Please show every line of the records below that contains the word "axis".
━━━━━ Data entries ━━━━━
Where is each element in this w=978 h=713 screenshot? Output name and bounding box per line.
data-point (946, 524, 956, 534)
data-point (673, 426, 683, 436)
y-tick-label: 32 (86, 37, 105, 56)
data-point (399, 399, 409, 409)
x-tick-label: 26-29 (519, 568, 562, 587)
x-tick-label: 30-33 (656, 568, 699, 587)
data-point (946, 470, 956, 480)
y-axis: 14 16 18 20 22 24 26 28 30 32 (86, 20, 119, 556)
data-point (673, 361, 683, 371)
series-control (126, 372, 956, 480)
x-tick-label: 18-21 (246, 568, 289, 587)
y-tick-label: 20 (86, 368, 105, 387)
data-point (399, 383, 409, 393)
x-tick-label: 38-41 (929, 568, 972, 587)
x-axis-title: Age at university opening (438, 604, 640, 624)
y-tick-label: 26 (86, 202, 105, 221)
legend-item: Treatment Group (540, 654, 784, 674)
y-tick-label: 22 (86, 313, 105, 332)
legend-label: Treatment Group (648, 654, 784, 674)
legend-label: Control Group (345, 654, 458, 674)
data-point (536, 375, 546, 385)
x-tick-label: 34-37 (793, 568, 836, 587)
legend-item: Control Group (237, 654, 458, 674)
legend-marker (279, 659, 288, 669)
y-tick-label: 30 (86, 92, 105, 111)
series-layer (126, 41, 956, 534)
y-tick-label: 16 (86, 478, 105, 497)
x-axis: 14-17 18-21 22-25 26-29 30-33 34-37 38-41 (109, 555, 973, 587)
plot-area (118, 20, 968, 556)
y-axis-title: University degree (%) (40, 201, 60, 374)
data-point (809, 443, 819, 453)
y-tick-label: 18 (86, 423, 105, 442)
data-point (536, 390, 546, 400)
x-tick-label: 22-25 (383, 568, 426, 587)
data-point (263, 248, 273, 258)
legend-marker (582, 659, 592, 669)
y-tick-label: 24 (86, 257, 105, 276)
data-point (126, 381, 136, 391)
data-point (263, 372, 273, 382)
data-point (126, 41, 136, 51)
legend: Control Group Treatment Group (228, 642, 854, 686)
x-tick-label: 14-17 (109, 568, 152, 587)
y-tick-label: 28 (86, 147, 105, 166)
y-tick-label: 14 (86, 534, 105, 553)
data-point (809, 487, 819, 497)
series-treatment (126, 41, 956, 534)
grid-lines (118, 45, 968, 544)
━━━━━
Solution to this problem —
y-axis: 14 16 18 20 22 24 26 28 30 32 (86, 20, 119, 556)
x-axis-title: Age at university opening (438, 604, 640, 624)
x-axis: 14-17 18-21 22-25 26-29 30-33 34-37 38-41 (109, 555, 973, 587)
y-axis-title: University degree (%) (40, 201, 60, 374)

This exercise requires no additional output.